##### Textauszug #####

VI. Strafaussetzung zur Bewährung:
1679
Nach Überzeugung der Kammer konnte diese Gesamtfreiheitsstrafe zur Bewährung ausgesetzt werden (auch unter Berücksichtung der Anwendung von § 41 StGB, vgl. V.).
1680
Gemäß § 56 Abs. 1 und Abs. 3 StGB kann das Gericht nämlich die Vollstreckung einer Freiheitsstrafe, die 1 Jahre nicht übersteigt, zur Bewährung aussetzen, wenn zum einen zu erwarten ist, dass der Verurteilte sich schon die Verurteilung zur Warnung dienen lassen und künftig auch ohne die Einwirkung des Strafvollzuges keine Straftaten mehr begehen wird und die Verteidigung der Rechtsordnung die Vollstreckung nicht gebietet.
1681
Diese Voraussetzungen liegen betreffend den Angeklagten Dr. S… nach Überzeugung der Kammer aus folgenden Erwägungen vor:
- Nach Auffassung des Gerichts ist die nach § 56 Abs. 1 StGB zu prüfende Sozial- und Legalprognose beim Angeklagten Dr. S… uneingeschränkt als positiv zu beurteilen: Der Angeklagte ist sozial integriert, arbeitet trotz seines Alters noch als Einzelanwalt. Trotz seines Alters und des bereits mehrere Jahre zurückliegenden Tatzeitraums (Datum der letzten Tat: Dezember 2017) ist der Angeklagte nicht vorbestraft.
- Auch gebietet die Verteidigung der Rechtsordnung nicht die Vollstreckung (§ 56 Abs. 3 StGB) der gegen den Angeklagten Dr. S… festgesetzten Gesamtfreiheitsstrafe.
1682
Die Vollstreckung ist dann geboten, wenn ein Strafausspruch ohne Vollstreckung angesichts der Besonderheiten des Falles für das Rechtsempfinden schlechthin unverständlich erscheinen müsste und das Vertrauen der Bevölkerung in die Unverbrüchlichkeit des Rechtes und den Schutz der Rechtsordnung vor kriminellen Eingriffen erschüttern würde (BGH 24, 40 (46)).

##### Bereitgestelltes Material #####

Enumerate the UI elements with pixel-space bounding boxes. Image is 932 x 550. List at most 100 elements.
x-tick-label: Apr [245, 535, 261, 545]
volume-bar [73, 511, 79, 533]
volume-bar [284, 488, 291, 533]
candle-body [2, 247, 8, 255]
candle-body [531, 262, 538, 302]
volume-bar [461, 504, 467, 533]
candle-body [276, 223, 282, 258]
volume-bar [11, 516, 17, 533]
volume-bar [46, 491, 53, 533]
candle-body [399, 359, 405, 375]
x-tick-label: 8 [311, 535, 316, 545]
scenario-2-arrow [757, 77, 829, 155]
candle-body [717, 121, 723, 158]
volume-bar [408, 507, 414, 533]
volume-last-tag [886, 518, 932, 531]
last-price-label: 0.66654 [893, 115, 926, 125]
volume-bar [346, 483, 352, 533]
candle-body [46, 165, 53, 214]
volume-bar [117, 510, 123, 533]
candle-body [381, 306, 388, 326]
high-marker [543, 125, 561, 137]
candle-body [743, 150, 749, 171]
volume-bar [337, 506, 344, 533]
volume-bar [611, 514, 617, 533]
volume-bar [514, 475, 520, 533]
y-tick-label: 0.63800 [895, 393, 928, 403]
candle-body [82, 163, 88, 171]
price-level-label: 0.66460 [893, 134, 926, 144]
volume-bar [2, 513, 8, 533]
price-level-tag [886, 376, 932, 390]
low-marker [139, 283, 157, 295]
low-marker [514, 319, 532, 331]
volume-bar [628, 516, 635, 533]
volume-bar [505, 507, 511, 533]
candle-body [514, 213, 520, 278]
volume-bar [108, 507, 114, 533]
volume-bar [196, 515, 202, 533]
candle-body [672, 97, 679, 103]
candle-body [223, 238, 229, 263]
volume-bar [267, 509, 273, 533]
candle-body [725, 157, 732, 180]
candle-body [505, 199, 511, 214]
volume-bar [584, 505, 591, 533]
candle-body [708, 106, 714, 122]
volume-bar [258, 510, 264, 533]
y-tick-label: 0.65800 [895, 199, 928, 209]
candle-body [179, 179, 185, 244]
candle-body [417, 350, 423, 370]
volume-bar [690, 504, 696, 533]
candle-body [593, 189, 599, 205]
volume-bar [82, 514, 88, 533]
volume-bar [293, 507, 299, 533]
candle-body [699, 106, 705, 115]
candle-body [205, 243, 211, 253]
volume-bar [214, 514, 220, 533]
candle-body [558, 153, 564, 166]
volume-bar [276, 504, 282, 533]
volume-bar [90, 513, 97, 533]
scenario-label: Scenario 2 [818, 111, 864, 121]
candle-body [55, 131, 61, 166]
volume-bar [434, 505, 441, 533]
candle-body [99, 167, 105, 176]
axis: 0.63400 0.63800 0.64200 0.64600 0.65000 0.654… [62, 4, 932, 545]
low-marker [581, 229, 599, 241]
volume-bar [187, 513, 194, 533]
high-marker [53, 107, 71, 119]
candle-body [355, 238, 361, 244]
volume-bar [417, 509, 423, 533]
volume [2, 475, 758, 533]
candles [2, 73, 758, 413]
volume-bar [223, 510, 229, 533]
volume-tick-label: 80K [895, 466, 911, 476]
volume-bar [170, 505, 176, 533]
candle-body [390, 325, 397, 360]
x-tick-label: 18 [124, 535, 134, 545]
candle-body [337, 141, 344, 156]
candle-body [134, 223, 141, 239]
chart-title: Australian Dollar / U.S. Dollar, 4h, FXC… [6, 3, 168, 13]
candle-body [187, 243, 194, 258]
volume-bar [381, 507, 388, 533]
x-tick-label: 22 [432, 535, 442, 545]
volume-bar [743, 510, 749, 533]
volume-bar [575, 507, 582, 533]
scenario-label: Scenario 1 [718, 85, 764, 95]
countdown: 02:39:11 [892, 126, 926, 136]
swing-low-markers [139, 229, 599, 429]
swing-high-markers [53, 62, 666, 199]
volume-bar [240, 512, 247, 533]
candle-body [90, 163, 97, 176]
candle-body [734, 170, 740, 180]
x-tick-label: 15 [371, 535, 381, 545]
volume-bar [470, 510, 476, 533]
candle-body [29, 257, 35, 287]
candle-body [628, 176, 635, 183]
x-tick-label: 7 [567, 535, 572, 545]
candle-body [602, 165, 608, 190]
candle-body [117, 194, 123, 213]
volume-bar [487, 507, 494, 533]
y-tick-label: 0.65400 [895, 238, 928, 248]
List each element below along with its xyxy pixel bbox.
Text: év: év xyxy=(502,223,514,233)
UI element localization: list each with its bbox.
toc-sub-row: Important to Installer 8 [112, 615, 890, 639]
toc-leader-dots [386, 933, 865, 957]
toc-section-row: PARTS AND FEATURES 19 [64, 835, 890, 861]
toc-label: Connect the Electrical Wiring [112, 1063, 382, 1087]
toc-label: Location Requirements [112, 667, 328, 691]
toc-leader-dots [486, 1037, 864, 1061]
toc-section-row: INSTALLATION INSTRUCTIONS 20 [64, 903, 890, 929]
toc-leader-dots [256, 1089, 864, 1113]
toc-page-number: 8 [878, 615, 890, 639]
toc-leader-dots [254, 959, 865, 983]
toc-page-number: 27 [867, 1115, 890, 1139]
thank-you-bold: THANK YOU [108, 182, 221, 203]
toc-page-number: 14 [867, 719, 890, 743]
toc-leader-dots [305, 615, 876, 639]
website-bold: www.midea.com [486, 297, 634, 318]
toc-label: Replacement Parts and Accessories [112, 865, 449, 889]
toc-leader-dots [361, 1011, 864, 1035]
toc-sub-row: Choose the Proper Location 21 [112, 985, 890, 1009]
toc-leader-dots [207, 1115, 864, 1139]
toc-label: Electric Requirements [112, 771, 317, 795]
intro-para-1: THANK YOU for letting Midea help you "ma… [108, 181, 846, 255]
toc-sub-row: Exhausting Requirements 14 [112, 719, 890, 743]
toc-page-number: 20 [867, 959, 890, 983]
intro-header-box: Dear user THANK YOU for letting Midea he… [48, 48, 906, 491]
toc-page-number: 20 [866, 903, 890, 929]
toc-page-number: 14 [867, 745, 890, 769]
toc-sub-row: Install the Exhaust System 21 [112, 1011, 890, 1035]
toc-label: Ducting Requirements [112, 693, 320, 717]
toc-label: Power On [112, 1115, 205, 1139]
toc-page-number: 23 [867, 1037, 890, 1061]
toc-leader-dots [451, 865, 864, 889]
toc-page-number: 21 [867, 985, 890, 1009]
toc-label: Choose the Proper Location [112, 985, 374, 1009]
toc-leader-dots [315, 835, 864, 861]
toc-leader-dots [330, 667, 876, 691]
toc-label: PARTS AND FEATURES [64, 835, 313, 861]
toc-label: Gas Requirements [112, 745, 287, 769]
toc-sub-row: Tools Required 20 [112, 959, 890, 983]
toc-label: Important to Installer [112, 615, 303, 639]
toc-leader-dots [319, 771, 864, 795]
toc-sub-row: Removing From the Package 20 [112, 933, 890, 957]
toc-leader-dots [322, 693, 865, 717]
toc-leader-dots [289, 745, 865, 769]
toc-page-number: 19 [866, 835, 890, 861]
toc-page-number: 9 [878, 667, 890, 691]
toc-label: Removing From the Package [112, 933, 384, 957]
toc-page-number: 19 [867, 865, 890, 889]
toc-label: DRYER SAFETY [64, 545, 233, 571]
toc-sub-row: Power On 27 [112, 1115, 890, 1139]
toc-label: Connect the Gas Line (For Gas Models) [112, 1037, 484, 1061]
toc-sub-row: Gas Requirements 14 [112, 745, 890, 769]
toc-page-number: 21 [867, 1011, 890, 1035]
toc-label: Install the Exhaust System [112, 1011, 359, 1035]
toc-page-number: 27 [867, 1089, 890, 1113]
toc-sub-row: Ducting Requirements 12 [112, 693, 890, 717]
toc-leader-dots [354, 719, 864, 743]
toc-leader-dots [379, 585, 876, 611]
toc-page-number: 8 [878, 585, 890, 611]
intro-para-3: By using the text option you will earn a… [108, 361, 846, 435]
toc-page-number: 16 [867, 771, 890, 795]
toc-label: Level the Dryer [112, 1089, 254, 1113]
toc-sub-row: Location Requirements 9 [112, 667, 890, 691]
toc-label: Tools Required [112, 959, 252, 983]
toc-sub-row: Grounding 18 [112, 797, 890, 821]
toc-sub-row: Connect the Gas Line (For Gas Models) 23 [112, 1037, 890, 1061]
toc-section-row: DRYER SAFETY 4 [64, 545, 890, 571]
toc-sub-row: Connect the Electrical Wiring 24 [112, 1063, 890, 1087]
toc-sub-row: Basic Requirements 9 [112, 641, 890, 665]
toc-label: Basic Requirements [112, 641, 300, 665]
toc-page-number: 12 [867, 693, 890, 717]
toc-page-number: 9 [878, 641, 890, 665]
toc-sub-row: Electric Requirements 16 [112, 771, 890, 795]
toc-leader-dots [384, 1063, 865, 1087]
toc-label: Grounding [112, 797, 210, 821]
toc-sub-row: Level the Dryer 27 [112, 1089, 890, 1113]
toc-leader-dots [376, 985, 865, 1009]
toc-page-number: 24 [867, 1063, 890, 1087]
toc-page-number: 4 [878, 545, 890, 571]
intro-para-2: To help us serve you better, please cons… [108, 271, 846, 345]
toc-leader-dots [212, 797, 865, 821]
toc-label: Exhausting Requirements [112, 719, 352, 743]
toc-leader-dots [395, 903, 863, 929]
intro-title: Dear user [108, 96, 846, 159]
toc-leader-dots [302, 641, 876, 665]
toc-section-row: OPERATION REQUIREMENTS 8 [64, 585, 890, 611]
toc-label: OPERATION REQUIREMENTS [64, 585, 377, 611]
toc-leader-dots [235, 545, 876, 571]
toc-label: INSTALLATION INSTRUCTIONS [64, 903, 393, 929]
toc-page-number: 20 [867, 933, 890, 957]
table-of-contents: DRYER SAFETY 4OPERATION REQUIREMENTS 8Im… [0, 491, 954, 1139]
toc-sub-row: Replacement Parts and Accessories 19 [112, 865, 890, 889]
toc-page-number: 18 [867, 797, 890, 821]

#####

• **Aufgaben und Übungen**:
(a) Schreiben Sie den Abschnitt des Textauszugs zwischen „VI. Strafaussetzung zur“ und „Vollstreckung nicht gebietet.“, beide Stellen eingeschlossen, wortgetreu ab.
(b) Entscheiden Sie für jede Aussage mit Ja oder Nein, ob sie mit dem Textauszug übereinstimmt, und belegen Sie Ihre Entscheidung mit einem wörtlichen Zitat: (i) Der Angeklagte Dr. S… ist nicht vorbestraft. (ii) Die letzte Tat wurde im Dezember 2019 begangen. (iii) Der Angeklagte Dr. S… arbeitet als Einzelanwalt.
Die Datensätze spielen hierbei keine Rolle.

• **Lösungen**:
(a)
VI. Strafaussetzung zur Bewährung:
1679
Nach Überzeugung der Kammer konnte diese Gesamtfreiheitsstrafe zur Bewährung ausgesetzt werden (auch unter Berücksichtung der Anwendung von § 41 StGB, vgl. V.).
1680
Gemäß § 56 Abs. 1 und Abs. 3 StGB kann das Gericht nämlich die Vollstreckung einer Freiheitsstrafe, die 1 Jahre nicht übersteigt, zur Bewährung aussetzen, wenn zum einen zu erwarten ist, dass der Verurteilte sich schon die Verurteilung zur Warnung dienen lassen und künftig auch ohne die Einwirkung des Strafvollzuges keine Straftaten mehr begehen wird und die Verteidigung der Rechtsordnung die Vollstreckung nicht gebietet.

(b)
(i) Ja: „ist der Angeklagte nicht vorbestraft“
(ii) Nein: „Datum der letzten Tat: Dezember 2017“
(iii) Ja: „arbeitet trotz seines Alters noch als Einzelanwalt“